"""

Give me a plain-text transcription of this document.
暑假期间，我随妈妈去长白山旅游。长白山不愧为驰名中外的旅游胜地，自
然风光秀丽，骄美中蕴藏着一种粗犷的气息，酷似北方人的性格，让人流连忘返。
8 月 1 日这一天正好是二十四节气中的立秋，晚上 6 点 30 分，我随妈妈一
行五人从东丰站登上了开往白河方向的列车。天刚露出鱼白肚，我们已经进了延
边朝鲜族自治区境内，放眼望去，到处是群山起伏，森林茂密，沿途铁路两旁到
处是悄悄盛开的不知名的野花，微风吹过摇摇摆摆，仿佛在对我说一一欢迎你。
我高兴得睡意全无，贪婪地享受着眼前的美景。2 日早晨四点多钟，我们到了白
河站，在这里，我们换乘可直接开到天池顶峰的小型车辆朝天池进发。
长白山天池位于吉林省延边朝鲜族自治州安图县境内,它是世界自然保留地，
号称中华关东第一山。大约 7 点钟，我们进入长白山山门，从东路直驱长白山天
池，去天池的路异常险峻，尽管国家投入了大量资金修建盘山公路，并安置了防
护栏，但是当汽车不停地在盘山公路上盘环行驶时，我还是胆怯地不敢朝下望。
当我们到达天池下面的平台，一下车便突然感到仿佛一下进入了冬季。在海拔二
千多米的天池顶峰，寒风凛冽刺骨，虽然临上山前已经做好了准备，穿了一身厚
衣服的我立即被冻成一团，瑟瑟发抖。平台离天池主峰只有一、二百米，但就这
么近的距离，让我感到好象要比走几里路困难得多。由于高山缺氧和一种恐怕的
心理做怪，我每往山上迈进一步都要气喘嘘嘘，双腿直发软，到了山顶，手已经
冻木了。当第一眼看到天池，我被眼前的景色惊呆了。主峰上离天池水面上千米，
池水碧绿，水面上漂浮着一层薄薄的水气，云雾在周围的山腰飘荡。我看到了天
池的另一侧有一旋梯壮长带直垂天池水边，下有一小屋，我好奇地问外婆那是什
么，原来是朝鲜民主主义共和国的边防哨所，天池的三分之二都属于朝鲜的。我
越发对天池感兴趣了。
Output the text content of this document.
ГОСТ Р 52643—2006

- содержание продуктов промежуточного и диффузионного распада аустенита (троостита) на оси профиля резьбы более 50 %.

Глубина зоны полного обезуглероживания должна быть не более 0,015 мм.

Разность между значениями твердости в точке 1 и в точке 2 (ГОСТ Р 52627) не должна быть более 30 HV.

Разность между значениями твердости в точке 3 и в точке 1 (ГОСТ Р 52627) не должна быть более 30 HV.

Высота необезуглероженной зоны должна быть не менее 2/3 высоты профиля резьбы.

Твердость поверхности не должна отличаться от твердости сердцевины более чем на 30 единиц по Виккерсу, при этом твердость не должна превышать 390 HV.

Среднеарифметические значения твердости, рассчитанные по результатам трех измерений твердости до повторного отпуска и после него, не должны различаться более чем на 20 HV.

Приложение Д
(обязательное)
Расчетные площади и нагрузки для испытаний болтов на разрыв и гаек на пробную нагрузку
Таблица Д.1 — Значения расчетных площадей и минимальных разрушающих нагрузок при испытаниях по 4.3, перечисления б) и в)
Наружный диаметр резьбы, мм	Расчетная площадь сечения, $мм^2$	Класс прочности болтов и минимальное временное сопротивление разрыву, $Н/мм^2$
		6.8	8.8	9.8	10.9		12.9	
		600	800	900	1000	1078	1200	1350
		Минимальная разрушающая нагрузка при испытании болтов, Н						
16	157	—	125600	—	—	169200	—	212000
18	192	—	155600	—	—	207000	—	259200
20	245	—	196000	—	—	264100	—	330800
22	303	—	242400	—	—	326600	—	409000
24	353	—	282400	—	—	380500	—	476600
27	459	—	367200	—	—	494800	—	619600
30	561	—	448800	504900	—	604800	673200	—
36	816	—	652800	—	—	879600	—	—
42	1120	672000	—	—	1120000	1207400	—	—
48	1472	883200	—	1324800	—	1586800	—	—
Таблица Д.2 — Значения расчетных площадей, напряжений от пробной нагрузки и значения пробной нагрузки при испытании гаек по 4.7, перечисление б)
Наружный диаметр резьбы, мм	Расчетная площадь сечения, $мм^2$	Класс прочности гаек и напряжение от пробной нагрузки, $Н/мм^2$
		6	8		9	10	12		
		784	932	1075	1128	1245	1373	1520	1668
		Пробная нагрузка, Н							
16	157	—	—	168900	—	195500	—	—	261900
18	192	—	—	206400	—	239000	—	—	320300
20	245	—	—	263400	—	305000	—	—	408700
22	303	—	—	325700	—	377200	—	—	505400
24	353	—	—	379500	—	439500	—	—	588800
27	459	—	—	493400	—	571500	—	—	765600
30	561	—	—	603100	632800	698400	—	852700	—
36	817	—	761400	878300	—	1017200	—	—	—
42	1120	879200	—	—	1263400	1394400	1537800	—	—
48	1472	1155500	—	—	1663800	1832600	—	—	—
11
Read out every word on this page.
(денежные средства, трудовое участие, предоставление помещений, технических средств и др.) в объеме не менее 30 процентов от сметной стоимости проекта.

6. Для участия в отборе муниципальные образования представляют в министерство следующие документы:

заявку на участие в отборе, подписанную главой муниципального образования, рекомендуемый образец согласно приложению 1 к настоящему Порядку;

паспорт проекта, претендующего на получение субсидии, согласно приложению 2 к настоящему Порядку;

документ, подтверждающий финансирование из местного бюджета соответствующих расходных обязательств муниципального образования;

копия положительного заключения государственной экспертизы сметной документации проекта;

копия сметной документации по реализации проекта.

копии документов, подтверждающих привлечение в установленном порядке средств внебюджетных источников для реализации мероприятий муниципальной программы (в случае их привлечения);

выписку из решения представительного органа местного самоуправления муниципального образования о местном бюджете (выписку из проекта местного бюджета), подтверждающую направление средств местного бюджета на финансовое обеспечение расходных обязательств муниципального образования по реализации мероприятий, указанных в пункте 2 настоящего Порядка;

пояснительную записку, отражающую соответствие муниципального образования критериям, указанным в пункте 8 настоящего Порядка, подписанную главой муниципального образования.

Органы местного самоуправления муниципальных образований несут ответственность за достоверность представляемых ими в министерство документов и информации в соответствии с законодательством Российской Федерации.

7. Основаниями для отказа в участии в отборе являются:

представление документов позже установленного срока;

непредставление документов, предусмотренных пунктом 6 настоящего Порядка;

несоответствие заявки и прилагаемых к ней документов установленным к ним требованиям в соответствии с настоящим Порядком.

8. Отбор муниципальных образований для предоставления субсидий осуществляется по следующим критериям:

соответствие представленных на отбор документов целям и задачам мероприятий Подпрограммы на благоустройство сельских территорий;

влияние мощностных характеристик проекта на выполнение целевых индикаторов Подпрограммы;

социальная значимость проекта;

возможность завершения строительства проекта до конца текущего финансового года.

"""

AIM OF THE EXERCISE: Repeat every record, keeping each word and mark exactly as it is.

WRITTEN ANSWER:
Give me a plain-text transcription of this document.
暑假期间，我随妈妈去长白山旅游。长白山不愧为驰名中外的旅游胜地，自
然风光秀丽，骄美中蕴藏着一种粗犷的气息，酷似北方人的性格，让人流连忘返。
8 月 1 日这一天正好是二十四节气中的立秋，晚上 6 点 30 分，我随妈妈一
行五人从东丰站登上了开往白河方向的列车。天刚露出鱼白肚，我们已经进了延
边朝鲜族自治区境内，放眼望去，到处是群山起伏，森林茂密，沿途铁路两旁到
处是悄悄盛开的不知名的野花，微风吹过摇摇摆摆，仿佛在对我说一一欢迎你。
我高兴得睡意全无，贪婪地享受着眼前的美景。2 日早晨四点多钟，我们到了白
河站，在这里，我们换乘可直接开到天池顶峰的小型车辆朝天池进发。
长白山天池位于吉林省延边朝鲜族自治州安图县境内,它是世界自然保留地，
号称中华关东第一山。大约 7 点钟，我们进入长白山山门，从东路直驱长白山天
池，去天池的路异常险峻，尽管国家投入了大量资金修建盘山公路，并安置了防
护栏，但是当汽车不停地在盘山公路上盘环行驶时，我还是胆怯地不敢朝下望。
当我们到达天池下面的平台，一下车便突然感到仿佛一下进入了冬季。在海拔二
千多米的天池顶峰，寒风凛冽刺骨，虽然临上山前已经做好了准备，穿了一身厚
衣服的我立即被冻成一团，瑟瑟发抖。平台离天池主峰只有一、二百米，但就这
么近的距离，让我感到好象要比走几里路困难得多。由于高山缺氧和一种恐怕的
心理做怪，我每往山上迈进一步都要气喘嘘嘘，双腿直发软，到了山顶，手已经
冻木了。当第一眼看到天池，我被眼前的景色惊呆了。主峰上离天池水面上千米，
池水碧绿，水面上漂浮着一层薄薄的水气，云雾在周围的山腰飘荡。我看到了天
池的另一侧有一旋梯壮长带直垂天池水边，下有一小屋，我好奇地问外婆那是什
么，原来是朝鲜民主主义共和国的边防哨所，天池的三分之二都属于朝鲜的。我
越发对天池感兴趣了。
Output the text content of this document.
ГОСТ Р 52643—2006

- содержание продуктов промежуточного и диффузионного распада аустенита (троостита) на оси профиля резьбы более 50 %.

Глубина зоны полного обезуглероживания должна быть не более 0,015 мм.

Разность между значениями твердости в точке 1 и в точке 2 (ГОСТ Р 52627) не должна быть более 30 HV.

Разность между значениями твердости в точке 3 и в точке 1 (ГОСТ Р 52627) не должна быть более 30 HV.

Высота необезуглероженной зоны должна быть не менее 2/3 высоты профиля резьбы.

Твердость поверхности не должна отличаться от твердости сердцевины более чем на 30 единиц по Виккерсу, при этом твердость не должна превышать 390 HV.

Среднеарифметические значения твердости, рассчитанные по результатам трех измерений твердости до повторного отпуска и после него, не должны различаться более чем на 20 HV.

Приложение Д
(обязательное)
Расчетные площади и нагрузки для испытаний болтов на разрыв и гаек на пробную нагрузку
Таблица Д.1 — Значения расчетных площадей и минимальных разрушающих нагрузок при испытаниях по 4.3, перечисления б) и в)
Наружный диаметр резьбы, мм	Расчетная площадь сечения, $мм^2$	Класс прочности болтов и минимальное временное сопротивление разрыву, $Н/мм^2$
		6.8	8.8	9.8	10.9		12.9	
		600	800	900	1000	1078	1200	1350
		Минимальная разрушающая нагрузка при испытании болтов, Н						
16	157	—	125600	—	—	169200	—	212000
18	192	—	155600	—	—	207000	—	259200
20	245	—	196000	—	—	264100	—	330800
22	303	—	242400	—	—	326600	—	409000
24	353	—	282400	—	—	380500	—	476600
27	459	—	367200	—	—	494800	—	619600
30	561	—	448800	504900	—	604800	673200	—
36	816	—	652800	—	—	879600	—	—
42	1120	672000	—	—	1120000	1207400	—	—
48	1472	883200	—	1324800	—	1586800	—	—
Таблица Д.2 — Значения расчетных площадей, напряжений от пробной нагрузки и значения пробной нагрузки при испытании гаек по 4.7, перечисление б)
Наружный диаметр резьбы, мм	Расчетная площадь сечения, $мм^2$	Класс прочности гаек и напряжение от пробной нагрузки, $Н/мм^2$
		6	8		9	10	12		
		784	932	1075	1128	1245	1373	1520	1668
		Пробная нагрузка, Н							
16	157	—	—	168900	—	195500	—	—	261900
18	192	—	—	206400	—	239000	—	—	320300
20	245	—	—	263400	—	305000	—	—	408700
22	303	—	—	325700	—	377200	—	—	505400
24	353	—	—	379500	—	439500	—	—	588800
27	459	—	—	493400	—	571500	—	—	765600
30	561	—	—	603100	632800	698400	—	852700	—
36	817	—	761400	878300	—	1017200	—	—	—
42	1120	879200	—	—	1263400	1394400	1537800	—	—
48	1472	1155500	—	—	1663800	1832600	—	—	—
11
Read out every word on this page.
(денежные средства, трудовое участие, предоставление помещений, технических средств и др.) в объеме не менее 30 процентов от сметной стоимости проекта.

6. Для участия в отборе муниципальные образования представляют в министерство следующие документы:

заявку на участие в отборе, подписанную главой муниципального образования, рекомендуемый образец согласно приложению 1 к настоящему Порядку;

паспорт проекта, претендующего на получение субсидии, согласно приложению 2 к настоящему Порядку;

документ, подтверждающий финансирование из местного бюджета соответствующих расходных обязательств муниципального образования;

копия положительного заключения государственной экспертизы сметной документации проекта;

копия сметной документации по реализации проекта.

копии документов, подтверждающих привлечение в установленном порядке средств внебюджетных источников для реализации мероприятий муниципальной программы (в случае их привлечения);

выписку из решения представительного органа местного самоуправления муниципального образования о местном бюджете (выписку из проекта местного бюджета), подтверждающую направление средств местного бюджета на финансовое обеспечение расходных обязательств муниципального образования по реализации мероприятий, указанных в пункте 2 настоящего Порядка;

пояснительную записку, отражающую соответствие муниципального образования критериям, указанным в пункте 8 настоящего Порядка, подписанную главой муниципального образования.

Органы местного самоуправления муниципальных образований несут ответственность за достоверность представляемых ими в министерство документов и информации в соответствии с законодательством Российской Федерации.

7. Основаниями для отказа в участии в отборе являются:

представление документов позже установленного срока;

непредставление документов, предусмотренных пунктом 6 настоящего Порядка;

несоответствие заявки и прилагаемых к ней документов установленным к ним требованиям в соответствии с настоящим Порядком.

8. Отбор муниципальных образований для предоставления субсидий осуществляется по следующим критериям:

соответствие представленных на отбор документов целям и задачам мероприятий Подпрограммы на благоустройство сельских территорий;

влияние мощностных характеристик проекта на выполнение целевых индикаторов Подпрограммы;

социальная значимость проекта;

возможность завершения строительства проекта до конца текущего финансового года.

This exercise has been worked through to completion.